[Begin]
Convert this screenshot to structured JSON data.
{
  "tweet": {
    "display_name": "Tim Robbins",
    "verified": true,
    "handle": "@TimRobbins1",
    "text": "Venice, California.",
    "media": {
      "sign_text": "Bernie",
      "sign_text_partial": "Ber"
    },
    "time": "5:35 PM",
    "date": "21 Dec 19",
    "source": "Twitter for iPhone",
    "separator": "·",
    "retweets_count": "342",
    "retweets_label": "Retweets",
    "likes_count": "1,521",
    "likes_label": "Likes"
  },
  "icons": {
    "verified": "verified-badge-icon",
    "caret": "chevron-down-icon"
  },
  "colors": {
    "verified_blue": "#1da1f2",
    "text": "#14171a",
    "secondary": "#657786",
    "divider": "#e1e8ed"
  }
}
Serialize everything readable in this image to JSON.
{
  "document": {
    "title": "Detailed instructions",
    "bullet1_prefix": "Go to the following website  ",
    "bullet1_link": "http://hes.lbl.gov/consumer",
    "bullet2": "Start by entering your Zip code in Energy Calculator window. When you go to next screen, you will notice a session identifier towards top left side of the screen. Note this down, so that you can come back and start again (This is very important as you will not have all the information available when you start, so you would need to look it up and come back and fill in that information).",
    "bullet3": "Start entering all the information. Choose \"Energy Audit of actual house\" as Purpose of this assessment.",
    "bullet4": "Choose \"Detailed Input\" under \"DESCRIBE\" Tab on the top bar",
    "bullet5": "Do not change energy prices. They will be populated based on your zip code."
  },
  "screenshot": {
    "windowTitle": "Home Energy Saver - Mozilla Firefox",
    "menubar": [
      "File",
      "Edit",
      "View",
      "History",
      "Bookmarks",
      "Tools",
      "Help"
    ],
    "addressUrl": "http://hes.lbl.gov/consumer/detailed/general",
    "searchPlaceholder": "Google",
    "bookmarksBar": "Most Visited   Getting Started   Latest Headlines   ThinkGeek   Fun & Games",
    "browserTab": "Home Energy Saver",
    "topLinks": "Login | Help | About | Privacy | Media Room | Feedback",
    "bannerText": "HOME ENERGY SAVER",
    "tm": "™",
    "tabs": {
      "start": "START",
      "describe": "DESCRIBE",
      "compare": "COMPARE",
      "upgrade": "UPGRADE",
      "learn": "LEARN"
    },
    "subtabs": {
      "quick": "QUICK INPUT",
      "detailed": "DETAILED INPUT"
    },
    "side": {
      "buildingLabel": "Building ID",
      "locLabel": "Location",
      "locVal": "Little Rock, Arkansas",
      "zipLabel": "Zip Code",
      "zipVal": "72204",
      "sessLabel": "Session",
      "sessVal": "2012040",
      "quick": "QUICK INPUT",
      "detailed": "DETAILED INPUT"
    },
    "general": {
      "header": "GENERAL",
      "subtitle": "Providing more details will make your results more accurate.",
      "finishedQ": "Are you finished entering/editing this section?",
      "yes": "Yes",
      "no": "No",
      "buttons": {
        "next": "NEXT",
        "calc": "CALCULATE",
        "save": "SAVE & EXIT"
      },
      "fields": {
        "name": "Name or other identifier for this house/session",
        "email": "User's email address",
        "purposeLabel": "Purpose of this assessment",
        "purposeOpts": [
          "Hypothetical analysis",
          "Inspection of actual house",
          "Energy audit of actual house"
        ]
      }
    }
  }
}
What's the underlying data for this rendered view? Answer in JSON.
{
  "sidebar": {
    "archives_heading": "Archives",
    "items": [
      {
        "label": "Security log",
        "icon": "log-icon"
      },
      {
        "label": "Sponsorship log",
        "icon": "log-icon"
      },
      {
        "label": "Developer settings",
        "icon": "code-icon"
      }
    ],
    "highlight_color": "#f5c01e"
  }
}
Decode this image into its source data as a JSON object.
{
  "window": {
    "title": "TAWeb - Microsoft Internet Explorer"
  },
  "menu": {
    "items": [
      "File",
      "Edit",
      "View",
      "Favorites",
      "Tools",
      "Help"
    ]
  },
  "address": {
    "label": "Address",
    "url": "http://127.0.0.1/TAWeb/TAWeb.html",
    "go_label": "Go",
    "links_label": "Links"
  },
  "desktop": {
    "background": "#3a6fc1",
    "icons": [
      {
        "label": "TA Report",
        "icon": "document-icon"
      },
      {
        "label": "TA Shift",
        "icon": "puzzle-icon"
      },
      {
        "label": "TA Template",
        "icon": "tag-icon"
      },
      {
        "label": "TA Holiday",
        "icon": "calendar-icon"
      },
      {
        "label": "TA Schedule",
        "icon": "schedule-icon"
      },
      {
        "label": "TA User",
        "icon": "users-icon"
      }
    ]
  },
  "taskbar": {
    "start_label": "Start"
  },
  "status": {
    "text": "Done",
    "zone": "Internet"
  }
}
[End]
▶ **The exercise**
Retype the entries exactly, including every line.

▶ **In response**
Convert this screenshot to structured JSON data.
{
  "tweet": {
    "display_name": "Tim Robbins",
    "verified": true,
    "handle": "@TimRobbins1",
    "text": "Venice, California.",
    "media": {
      "sign_text": "Bernie",
      "sign_text_partial": "Ber"
    },
    "time": "5:35 PM",
    "date": "21 Dec 19",
    "source": "Twitter for iPhone",
    "separator": "·",
    "retweets_count": "342",
    "retweets_label": "Retweets",
    "likes_count": "1,521",
    "likes_label": "Likes"
  },
  "icons": {
    "verified": "verified-badge-icon",
    "caret": "chevron-down-icon"
  },
  "colors": {
    "verified_blue": "#1da1f2",
    "text": "#14171a",
    "secondary": "#657786",
    "divider": "#e1e8ed"
  }
}
Serialize everything readable in this image to JSON.
{
  "document": {
    "title": "Detailed instructions",
    "bullet1_prefix": "Go to the following website  ",
    "bullet1_link": "http://hes.lbl.gov/consumer",
    "bullet2": "Start by entering your Zip code in Energy Calculator window. When you go to next screen, you will notice a session identifier towards top left side of the screen. Note this down, so that you can come back and start again (This is very important as you will not have all the information available when you start, so you would need to look it up and come back and fill in that information).",
    "bullet3": "Start entering all the information. Choose \"Energy Audit of actual house\" as Purpose of this assessment.",
    "bullet4": "Choose \"Detailed Input\" under \"DESCRIBE\" Tab on the top bar",
    "bullet5": "Do not change energy prices. They will be populated based on your zip code."
  },
  "screenshot": {
    "windowTitle": "Home Energy Saver - Mozilla Firefox",
    "menubar": [
      "File",
      "Edit",
      "View",
      "History",
      "Bookmarks",
      "Tools",
      "Help"
    ],
    "addressUrl": "http://hes.lbl.gov/consumer/detailed/general",
    "searchPlaceholder": "Google",
    "bookmarksBar": "Most Visited   Getting Started   Latest Headlines   ThinkGeek   Fun & Games",
    "browserTab": "Home Energy Saver",
    "topLinks": "Login | Help | About | Privacy | Media Room | Feedback",
    "bannerText": "HOME ENERGY SAVER",
    "tm": "™",
    "tabs": {
      "start": "START",
      "describe": "DESCRIBE",
      "compare": "COMPARE",
      "upgrade": "UPGRADE",
      "learn": "LEARN"
    },
    "subtabs": {
      "quick": "QUICK INPUT",
      "detailed": "DETAILED INPUT"
    },
    "side": {
      "buildingLabel": "Building ID",
      "locLabel": "Location",
      "locVal": "Little Rock, Arkansas",
      "zipLabel": "Zip Code",
      "zipVal": "72204",
      "sessLabel": "Session",
      "sessVal": "2012040",
      "quick": "QUICK INPUT",
      "detailed": "DETAILED INPUT"
    },
    "general": {
      "header": "GENERAL",
      "subtitle": "Providing more details will make your results more accurate.",
      "finishedQ": "Are you finished entering/editing this section?",
      "yes": "Yes",
      "no": "No",
      "buttons": {
        "next": "NEXT",
        "calc": "CALCULATE",
        "save": "SAVE & EXIT"
      },
      "fields": {
        "name": "Name or other identifier for this house/session",
        "email": "User's email address",
        "purposeLabel": "Purpose of this assessment",
        "purposeOpts": [
          "Hypothetical analysis",
          "Inspection of actual house",
          "Energy audit of actual house"
        ]
      }
    }
  }
}
What's the underlying data for this rendered view? Answer in JSON.
{
  "sidebar": {
    "archives_heading": "Archives",
    "items": [
      {
        "label": "Security log",
        "icon": "log-icon"
      },
      {
        "label": "Sponsorship log",
        "icon": "log-icon"
      },
      {
        "label": "Developer settings",
        "icon": "code-icon"
      }
    ],
    "highlight_color": "#f5c01e"
  }
}
Decode this image into its source data as a JSON object.
{
  "window": {
    "title": "TAWeb - Microsoft Internet Explorer"
  },
  "menu": {
    "items": [
      "File",
      "Edit",
      "View",
      "Favorites",
      "Tools",
      "Help"
    ]
  },
  "address": {
    "label": "Address",
    "url": "http://127.0.0.1/TAWeb/TAWeb.html",
    "go_label": "Go",
    "links_label": "Links"
  },
  "desktop": {
    "background": "#3a6fc1",
    "icons": [
      {
        "label": "TA Report",
        "icon": "document-icon"
      },
      {
        "label": "TA Shift",
        "icon": "puzzle-icon"
      },
      {
        "label": "TA Template",
        "icon": "tag-icon"
      },
      {
        "label": "TA Holiday",
        "icon": "calendar-icon"
      },
      {
        "label": "TA Schedule",
        "icon": "schedule-icon"
      },
      {
        "label": "TA User",
        "icon": "users-icon"
      }
    ]
  },
  "taskbar": {
    "start_label": "Start"
  },
  "status": {
    "text": "Done",
    "zone": "Internet"
  }
}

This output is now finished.